— start —
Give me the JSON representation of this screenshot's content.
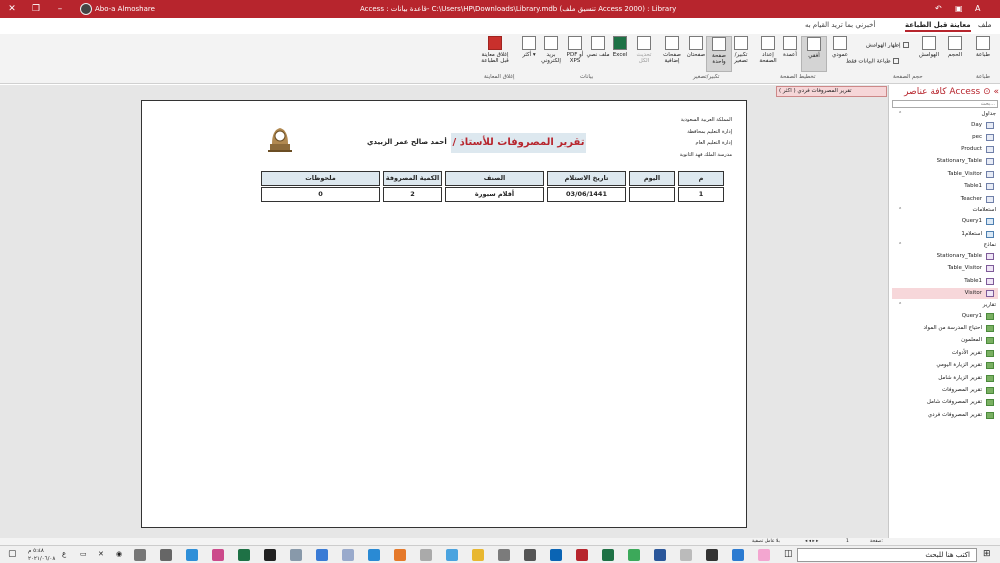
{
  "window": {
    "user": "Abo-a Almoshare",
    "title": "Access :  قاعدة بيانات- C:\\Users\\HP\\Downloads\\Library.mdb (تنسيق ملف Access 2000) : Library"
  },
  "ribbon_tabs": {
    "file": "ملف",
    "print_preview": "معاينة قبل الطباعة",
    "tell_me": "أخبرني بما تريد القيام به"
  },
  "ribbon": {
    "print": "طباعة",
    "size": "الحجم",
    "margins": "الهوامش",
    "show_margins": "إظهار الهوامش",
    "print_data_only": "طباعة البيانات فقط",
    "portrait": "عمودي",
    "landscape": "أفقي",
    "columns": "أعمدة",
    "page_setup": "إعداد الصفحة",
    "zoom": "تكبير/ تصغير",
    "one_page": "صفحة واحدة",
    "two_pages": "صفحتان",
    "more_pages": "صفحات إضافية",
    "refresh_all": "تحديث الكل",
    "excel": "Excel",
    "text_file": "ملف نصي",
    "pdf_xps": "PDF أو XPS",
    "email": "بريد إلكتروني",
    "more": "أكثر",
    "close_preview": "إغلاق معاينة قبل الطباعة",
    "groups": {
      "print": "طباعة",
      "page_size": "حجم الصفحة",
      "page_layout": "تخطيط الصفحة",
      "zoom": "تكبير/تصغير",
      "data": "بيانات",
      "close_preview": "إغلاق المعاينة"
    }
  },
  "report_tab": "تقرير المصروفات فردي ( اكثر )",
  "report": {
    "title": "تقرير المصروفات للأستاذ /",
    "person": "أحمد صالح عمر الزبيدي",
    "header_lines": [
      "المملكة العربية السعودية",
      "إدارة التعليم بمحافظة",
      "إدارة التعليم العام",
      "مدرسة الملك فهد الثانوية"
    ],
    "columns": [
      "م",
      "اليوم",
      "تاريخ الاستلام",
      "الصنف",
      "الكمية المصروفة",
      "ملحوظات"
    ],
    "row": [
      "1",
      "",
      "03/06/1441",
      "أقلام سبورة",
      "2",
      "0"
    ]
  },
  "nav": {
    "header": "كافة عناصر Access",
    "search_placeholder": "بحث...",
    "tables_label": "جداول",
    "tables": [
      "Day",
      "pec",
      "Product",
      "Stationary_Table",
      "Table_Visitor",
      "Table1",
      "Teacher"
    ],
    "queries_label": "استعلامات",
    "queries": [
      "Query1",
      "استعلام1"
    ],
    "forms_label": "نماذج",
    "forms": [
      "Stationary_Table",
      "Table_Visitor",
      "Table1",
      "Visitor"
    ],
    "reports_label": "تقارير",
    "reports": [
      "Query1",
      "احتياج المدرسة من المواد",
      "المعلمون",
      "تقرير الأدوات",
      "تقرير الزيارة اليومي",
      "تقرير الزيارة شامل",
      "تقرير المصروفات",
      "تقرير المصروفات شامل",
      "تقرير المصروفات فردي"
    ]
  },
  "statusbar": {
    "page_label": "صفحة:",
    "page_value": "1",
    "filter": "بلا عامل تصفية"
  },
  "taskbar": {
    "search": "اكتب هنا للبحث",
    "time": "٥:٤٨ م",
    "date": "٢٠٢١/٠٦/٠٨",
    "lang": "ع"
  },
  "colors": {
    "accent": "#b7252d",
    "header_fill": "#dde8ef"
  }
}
— end —
— start —
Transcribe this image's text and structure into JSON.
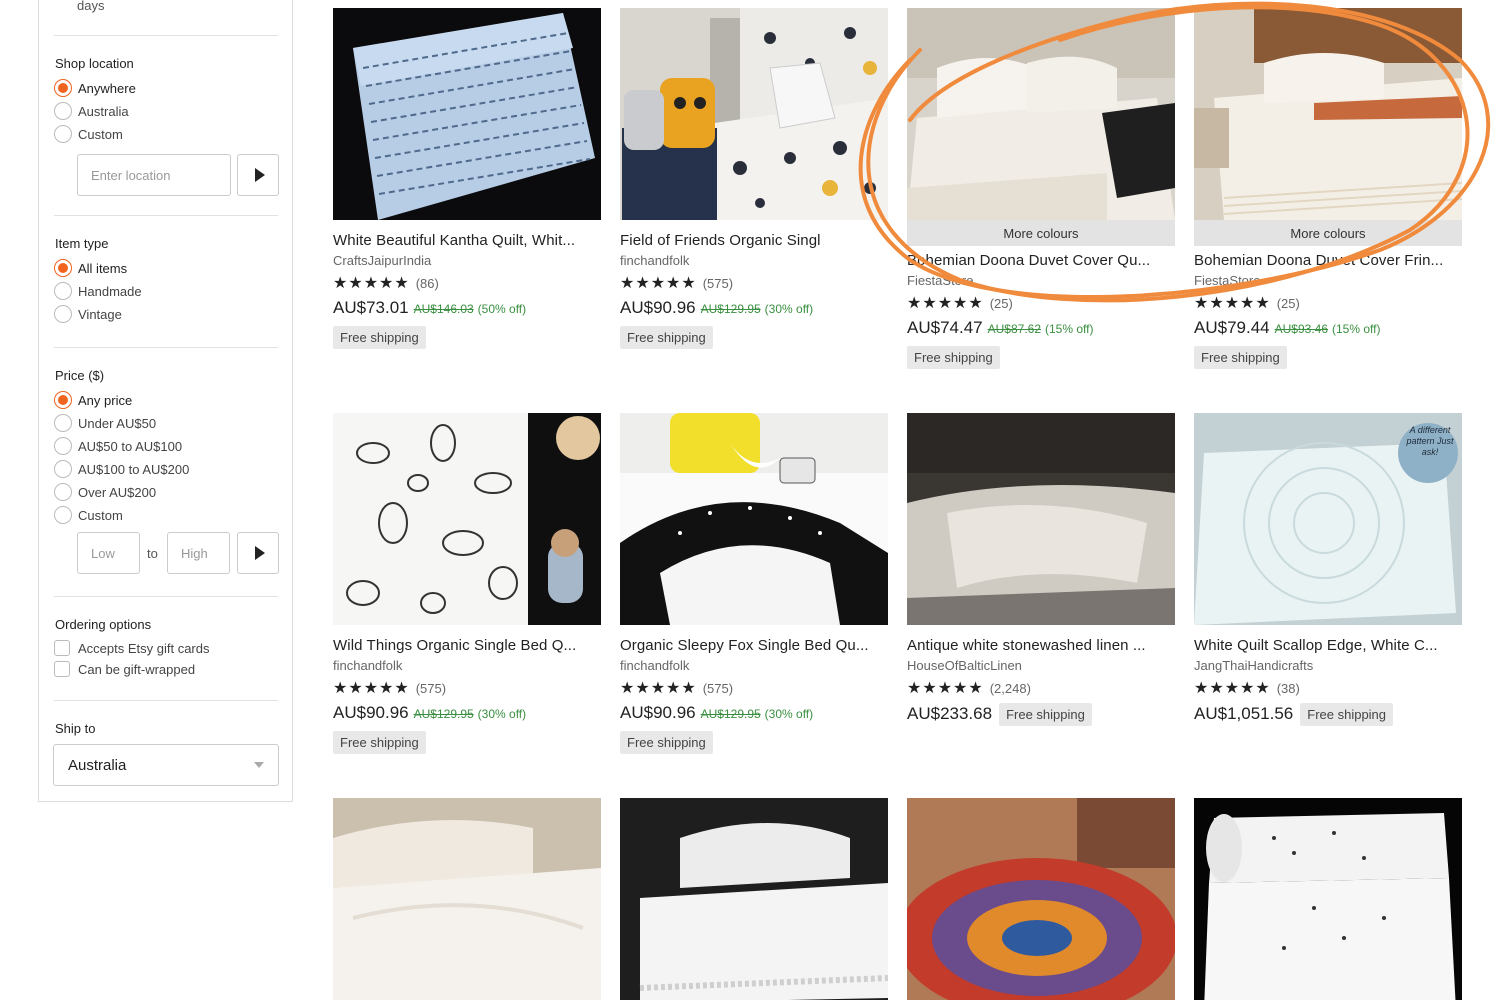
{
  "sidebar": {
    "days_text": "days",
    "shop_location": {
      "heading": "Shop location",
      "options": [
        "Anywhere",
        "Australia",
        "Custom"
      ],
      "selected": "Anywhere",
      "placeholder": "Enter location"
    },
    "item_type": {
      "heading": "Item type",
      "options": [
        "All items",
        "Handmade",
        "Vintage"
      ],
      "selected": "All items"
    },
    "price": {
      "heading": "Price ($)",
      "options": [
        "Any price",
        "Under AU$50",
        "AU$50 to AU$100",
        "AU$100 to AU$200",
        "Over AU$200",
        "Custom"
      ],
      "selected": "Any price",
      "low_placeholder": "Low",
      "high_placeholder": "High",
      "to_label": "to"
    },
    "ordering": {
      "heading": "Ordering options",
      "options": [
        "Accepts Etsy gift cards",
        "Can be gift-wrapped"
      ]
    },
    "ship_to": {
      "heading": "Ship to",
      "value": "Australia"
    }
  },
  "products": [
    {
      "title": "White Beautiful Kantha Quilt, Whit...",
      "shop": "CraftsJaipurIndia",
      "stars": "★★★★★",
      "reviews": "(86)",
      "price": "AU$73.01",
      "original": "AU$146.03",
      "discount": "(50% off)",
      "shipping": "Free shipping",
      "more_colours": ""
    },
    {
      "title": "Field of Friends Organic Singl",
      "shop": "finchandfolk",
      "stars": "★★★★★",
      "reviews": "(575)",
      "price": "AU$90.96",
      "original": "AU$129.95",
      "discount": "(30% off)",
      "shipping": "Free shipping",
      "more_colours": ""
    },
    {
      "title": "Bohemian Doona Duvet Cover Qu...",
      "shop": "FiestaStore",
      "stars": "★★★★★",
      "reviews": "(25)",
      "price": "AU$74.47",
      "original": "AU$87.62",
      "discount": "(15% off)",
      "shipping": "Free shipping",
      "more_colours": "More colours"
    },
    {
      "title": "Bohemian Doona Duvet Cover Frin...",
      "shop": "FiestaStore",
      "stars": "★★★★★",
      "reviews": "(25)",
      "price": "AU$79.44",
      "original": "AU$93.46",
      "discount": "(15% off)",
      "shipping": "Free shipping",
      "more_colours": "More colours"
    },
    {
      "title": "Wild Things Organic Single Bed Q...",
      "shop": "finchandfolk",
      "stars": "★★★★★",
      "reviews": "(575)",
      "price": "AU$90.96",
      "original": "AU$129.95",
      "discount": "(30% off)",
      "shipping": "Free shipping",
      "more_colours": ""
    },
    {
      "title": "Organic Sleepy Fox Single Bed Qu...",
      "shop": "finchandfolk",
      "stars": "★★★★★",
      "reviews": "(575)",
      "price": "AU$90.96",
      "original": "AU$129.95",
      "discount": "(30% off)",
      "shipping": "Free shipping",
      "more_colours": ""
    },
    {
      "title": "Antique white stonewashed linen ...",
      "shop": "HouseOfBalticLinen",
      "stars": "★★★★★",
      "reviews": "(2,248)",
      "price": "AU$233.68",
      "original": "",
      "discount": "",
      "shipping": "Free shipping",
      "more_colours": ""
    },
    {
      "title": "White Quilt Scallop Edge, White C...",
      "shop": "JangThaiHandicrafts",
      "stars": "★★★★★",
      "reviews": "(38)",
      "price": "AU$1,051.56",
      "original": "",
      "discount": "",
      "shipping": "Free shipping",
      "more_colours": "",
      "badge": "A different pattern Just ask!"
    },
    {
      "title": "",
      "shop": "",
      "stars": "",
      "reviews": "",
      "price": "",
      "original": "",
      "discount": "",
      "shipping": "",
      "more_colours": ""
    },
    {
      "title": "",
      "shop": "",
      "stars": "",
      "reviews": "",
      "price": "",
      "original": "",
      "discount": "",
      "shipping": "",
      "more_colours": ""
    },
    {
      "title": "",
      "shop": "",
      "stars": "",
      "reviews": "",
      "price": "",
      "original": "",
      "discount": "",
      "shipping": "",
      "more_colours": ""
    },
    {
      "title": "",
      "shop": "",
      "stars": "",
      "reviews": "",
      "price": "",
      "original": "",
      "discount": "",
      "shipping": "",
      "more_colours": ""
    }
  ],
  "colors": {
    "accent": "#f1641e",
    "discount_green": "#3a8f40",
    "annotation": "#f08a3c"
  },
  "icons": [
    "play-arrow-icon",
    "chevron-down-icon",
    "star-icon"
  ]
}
— end —
- _AIM OF THE EXERCISE_
Only lines holding the string "Quilt" are wanted; gather each one from the entries above.

- _OUTPUT_
      "title": "White Beautiful Kantha Quilt, Whit...",
      "title": "White Quilt Scallop Edge, White C...",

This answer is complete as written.